* [Work to be completed]:
Quote the data below in full, please, without altering anything.

* [Stored data]:
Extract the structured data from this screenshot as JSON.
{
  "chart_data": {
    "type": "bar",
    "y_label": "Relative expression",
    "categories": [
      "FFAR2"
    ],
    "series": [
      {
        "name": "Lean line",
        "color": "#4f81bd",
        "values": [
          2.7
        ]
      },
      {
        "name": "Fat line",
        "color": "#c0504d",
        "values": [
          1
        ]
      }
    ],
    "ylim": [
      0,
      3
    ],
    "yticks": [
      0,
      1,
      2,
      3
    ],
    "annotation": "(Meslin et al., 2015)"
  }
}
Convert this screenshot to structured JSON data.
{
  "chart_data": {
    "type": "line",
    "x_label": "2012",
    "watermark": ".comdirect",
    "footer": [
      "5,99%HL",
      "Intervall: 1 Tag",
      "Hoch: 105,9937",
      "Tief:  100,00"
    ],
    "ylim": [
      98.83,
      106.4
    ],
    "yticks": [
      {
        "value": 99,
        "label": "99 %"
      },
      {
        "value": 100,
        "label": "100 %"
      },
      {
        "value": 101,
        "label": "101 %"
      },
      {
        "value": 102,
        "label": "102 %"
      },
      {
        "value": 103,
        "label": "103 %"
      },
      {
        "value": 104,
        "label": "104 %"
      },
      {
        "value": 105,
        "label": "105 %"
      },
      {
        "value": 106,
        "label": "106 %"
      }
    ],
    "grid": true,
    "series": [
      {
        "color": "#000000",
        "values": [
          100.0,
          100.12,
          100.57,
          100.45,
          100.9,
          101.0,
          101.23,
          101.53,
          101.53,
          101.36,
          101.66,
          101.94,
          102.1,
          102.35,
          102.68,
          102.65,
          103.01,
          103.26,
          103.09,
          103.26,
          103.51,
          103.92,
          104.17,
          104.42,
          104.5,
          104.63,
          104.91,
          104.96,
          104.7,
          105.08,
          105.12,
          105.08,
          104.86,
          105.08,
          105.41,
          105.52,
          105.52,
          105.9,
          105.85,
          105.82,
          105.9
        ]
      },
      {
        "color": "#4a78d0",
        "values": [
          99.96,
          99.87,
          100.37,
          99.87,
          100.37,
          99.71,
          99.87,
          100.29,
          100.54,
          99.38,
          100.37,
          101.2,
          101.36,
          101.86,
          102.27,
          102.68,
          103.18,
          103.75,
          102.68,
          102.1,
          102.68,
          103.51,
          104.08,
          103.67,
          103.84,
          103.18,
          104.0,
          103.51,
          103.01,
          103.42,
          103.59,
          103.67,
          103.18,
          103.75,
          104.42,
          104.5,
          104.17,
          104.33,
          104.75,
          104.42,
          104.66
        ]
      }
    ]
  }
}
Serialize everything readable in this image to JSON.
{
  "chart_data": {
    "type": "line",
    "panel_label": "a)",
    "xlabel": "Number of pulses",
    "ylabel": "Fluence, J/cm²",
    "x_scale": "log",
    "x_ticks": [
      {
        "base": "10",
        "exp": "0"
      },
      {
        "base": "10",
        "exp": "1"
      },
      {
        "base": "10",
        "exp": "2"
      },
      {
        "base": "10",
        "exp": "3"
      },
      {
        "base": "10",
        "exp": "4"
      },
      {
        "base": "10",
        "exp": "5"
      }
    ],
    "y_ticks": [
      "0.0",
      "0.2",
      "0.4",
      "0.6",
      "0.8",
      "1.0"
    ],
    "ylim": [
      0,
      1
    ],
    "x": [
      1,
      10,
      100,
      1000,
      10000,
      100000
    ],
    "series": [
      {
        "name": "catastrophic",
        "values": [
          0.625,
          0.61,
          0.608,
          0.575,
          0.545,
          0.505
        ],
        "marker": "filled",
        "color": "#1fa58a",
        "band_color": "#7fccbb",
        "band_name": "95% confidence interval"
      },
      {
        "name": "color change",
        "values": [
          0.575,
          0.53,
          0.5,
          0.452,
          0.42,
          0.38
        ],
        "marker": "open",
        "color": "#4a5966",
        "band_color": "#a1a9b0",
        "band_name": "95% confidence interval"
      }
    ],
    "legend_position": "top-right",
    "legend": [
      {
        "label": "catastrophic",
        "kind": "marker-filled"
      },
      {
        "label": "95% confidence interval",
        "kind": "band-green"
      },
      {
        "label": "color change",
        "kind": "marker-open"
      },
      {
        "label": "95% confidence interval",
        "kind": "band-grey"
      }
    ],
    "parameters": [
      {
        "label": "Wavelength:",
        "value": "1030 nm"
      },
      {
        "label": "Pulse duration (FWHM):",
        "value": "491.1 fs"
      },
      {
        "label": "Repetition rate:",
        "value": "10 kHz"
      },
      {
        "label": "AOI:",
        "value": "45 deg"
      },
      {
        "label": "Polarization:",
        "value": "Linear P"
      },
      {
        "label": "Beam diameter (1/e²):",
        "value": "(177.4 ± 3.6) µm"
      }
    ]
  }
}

* [Response below]:
Extract the structured data from this screenshot as JSON.
{
  "chart_data": {
    "type": "bar",
    "y_label": "Relative expression",
    "categories": [
      "FFAR2"
    ],
    "series": [
      {
        "name": "Lean line",
        "color": "#4f81bd",
        "values": [
          2.7
        ]
      },
      {
        "name": "Fat line",
        "color": "#c0504d",
        "values": [
          1
        ]
      }
    ],
    "ylim": [
      0,
      3
    ],
    "yticks": [
      0,
      1,
      2,
      3
    ],
    "annotation": "(Meslin et al., 2015)"
  }
}
Convert this screenshot to structured JSON data.
{
  "chart_data": {
    "type": "line",
    "x_label": "2012",
    "watermark": ".comdirect",
    "footer": [
      "5,99%HL",
      "Intervall: 1 Tag",
      "Hoch: 105,9937",
      "Tief:  100,00"
    ],
    "ylim": [
      98.83,
      106.4
    ],
    "yticks": [
      {
        "value": 99,
        "label": "99 %"
      },
      {
        "value": 100,
        "label": "100 %"
      },
      {
        "value": 101,
        "label": "101 %"
      },
      {
        "value": 102,
        "label": "102 %"
      },
      {
        "value": 103,
        "label": "103 %"
      },
      {
        "value": 104,
        "label": "104 %"
      },
      {
        "value": 105,
        "label": "105 %"
      },
      {
        "value": 106,
        "label": "106 %"
      }
    ],
    "grid": true,
    "series": [
      {
        "color": "#000000",
        "values": [
          100.0,
          100.12,
          100.57,
          100.45,
          100.9,
          101.0,
          101.23,
          101.53,
          101.53,
          101.36,
          101.66,
          101.94,
          102.1,
          102.35,
          102.68,
          102.65,
          103.01,
          103.26,
          103.09,
          103.26,
          103.51,
          103.92,
          104.17,
          104.42,
          104.5,
          104.63,
          104.91,
          104.96,
          104.7,
          105.08,
          105.12,
          105.08,
          104.86,
          105.08,
          105.41,
          105.52,
          105.52,
          105.9,
          105.85,
          105.82,
          105.9
        ]
      },
      {
        "color": "#4a78d0",
        "values": [
          99.96,
          99.87,
          100.37,
          99.87,
          100.37,
          99.71,
          99.87,
          100.29,
          100.54,
          99.38,
          100.37,
          101.2,
          101.36,
          101.86,
          102.27,
          102.68,
          103.18,
          103.75,
          102.68,
          102.1,
          102.68,
          103.51,
          104.08,
          103.67,
          103.84,
          103.18,
          104.0,
          103.51,
          103.01,
          103.42,
          103.59,
          103.67,
          103.18,
          103.75,
          104.42,
          104.5,
          104.17,
          104.33,
          104.75,
          104.42,
          104.66
        ]
      }
    ]
  }
}
Serialize everything readable in this image to JSON.
{
  "chart_data": {
    "type": "line",
    "panel_label": "a)",
    "xlabel": "Number of pulses",
    "ylabel": "Fluence, J/cm²",
    "x_scale": "log",
    "x_ticks": [
      {
        "base": "10",
        "exp": "0"
      },
      {
        "base": "10",
        "exp": "1"
      },
      {
        "base": "10",
        "exp": "2"
      },
      {
        "base": "10",
        "exp": "3"
      },
      {
        "base": "10",
        "exp": "4"
      },
      {
        "base": "10",
        "exp": "5"
      }
    ],
    "y_ticks": [
      "0.0",
      "0.2",
      "0.4",
      "0.6",
      "0.8",
      "1.0"
    ],
    "ylim": [
      0,
      1
    ],
    "x": [
      1,
      10,
      100,
      1000,
      10000,
      100000
    ],
    "series": [
      {
        "name": "catastrophic",
        "values": [
          0.625,
          0.61,
          0.608,
          0.575,
          0.545,
          0.505
        ],
        "marker": "filled",
        "color": "#1fa58a",
        "band_color": "#7fccbb",
        "band_name": "95% confidence interval"
      },
      {
        "name": "color change",
        "values": [
          0.575,
          0.53,
          0.5,
          0.452,
          0.42,
          0.38
        ],
        "marker": "open",
        "color": "#4a5966",
        "band_color": "#a1a9b0",
        "band_name": "95% confidence interval"
      }
    ],
    "legend_position": "top-right",
    "legend": [
      {
        "label": "catastrophic",
        "kind": "marker-filled"
      },
      {
        "label": "95% confidence interval",
        "kind": "band-green"
      },
      {
        "label": "color change",
        "kind": "marker-open"
      },
      {
        "label": "95% confidence interval",
        "kind": "band-grey"
      }
    ],
    "parameters": [
      {
        "label": "Wavelength:",
        "value": "1030 nm"
      },
      {
        "label": "Pulse duration (FWHM):",
        "value": "491.1 fs"
      },
      {
        "label": "Repetition rate:",
        "value": "10 kHz"
      },
      {
        "label": "AOI:",
        "value": "45 deg"
      },
      {
        "label": "Polarization:",
        "value": "Linear P"
      },
      {
        "label": "Beam diameter (1/e²):",
        "value": "(177.4 ± 3.6) µm"
      }
    ]
  }
}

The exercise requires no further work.